__What is being asked__. Only lines holding the word "vmax" should be copied from the material.

Data listing:

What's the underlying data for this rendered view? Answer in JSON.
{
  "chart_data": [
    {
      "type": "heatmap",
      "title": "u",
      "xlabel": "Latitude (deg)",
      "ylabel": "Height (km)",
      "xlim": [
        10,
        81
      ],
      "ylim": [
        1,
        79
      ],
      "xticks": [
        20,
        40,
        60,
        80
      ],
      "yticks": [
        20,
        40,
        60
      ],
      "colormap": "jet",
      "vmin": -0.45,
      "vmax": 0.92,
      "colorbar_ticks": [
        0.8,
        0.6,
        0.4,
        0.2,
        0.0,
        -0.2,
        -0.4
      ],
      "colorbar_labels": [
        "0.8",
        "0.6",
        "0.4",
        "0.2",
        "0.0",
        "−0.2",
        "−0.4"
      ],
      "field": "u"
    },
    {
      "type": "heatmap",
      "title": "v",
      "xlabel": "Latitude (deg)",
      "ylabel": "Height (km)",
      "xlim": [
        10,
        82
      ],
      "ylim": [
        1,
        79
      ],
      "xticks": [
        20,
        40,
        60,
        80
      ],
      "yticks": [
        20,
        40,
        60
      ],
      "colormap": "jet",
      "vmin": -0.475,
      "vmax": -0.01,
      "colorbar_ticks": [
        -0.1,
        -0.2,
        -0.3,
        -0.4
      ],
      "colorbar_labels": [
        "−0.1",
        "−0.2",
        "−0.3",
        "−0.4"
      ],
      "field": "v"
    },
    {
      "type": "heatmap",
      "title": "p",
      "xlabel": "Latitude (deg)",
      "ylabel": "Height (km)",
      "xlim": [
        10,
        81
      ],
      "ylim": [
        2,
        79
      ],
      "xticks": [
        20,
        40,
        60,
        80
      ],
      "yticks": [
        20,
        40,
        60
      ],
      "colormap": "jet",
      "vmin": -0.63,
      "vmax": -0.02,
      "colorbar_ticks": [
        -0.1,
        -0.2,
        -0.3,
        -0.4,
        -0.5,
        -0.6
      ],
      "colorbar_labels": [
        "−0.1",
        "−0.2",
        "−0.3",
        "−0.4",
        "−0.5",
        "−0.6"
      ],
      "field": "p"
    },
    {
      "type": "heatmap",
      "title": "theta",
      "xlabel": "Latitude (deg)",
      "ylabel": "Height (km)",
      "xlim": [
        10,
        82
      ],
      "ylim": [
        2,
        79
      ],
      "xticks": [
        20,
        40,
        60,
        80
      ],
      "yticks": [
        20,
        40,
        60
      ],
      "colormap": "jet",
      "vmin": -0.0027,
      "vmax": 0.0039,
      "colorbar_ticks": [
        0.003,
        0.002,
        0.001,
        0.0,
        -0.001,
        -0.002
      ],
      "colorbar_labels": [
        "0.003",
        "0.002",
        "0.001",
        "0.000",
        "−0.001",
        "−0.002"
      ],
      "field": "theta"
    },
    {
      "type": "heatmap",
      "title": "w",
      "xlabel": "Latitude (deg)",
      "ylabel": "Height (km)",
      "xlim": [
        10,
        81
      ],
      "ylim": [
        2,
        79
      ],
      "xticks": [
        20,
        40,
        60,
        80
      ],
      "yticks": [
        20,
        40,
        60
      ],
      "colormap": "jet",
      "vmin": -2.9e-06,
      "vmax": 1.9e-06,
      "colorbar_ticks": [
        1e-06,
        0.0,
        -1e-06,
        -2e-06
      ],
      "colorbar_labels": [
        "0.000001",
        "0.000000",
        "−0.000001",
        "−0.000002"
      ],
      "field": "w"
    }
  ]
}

...

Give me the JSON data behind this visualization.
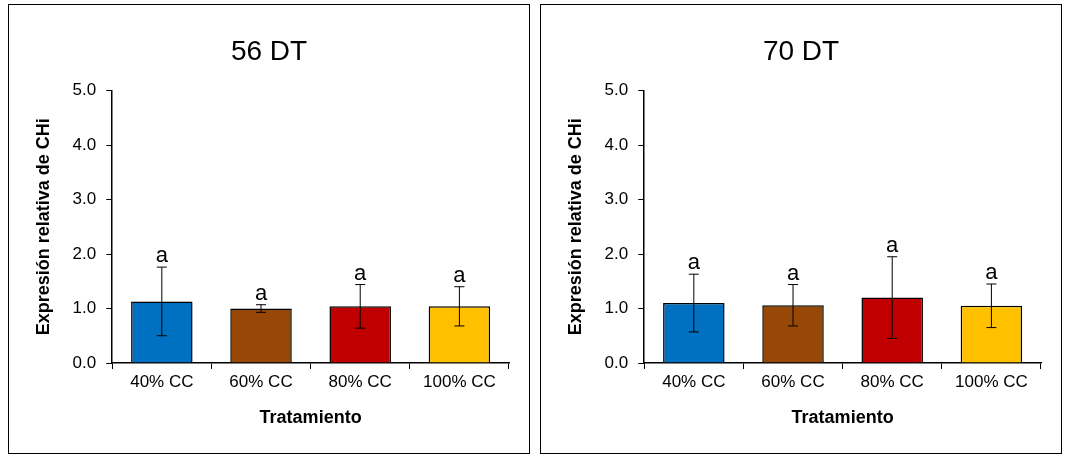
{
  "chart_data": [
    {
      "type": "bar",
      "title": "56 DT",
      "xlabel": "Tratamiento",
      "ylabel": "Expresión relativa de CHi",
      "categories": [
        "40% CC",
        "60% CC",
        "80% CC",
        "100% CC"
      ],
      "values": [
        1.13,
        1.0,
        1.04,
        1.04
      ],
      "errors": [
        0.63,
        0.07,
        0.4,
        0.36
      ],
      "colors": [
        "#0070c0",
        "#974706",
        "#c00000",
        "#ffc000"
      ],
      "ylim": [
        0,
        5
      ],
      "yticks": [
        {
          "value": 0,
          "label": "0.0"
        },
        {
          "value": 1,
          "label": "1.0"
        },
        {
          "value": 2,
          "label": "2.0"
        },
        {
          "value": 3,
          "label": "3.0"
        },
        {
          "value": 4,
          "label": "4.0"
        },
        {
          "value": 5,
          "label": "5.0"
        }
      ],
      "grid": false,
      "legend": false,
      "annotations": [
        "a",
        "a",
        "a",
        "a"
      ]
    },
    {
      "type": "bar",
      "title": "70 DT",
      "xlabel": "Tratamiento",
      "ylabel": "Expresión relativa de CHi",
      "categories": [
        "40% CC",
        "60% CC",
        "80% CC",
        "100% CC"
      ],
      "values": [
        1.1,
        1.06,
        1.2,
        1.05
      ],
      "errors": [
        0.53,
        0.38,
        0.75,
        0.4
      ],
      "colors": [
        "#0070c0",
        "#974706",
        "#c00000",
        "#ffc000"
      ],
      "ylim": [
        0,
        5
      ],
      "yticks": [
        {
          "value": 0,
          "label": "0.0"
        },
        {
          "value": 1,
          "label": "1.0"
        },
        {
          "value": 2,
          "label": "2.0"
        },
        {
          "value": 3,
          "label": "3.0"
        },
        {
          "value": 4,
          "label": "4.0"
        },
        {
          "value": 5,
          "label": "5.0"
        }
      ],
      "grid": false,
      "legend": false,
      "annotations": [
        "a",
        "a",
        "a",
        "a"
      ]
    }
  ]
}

__Written reply__.
      "vmax": 0.92,
      "vmax": -0.01,
      "vmax": -0.02,
      "vmax": 0.0039,
      "vmax": 1.9e-06,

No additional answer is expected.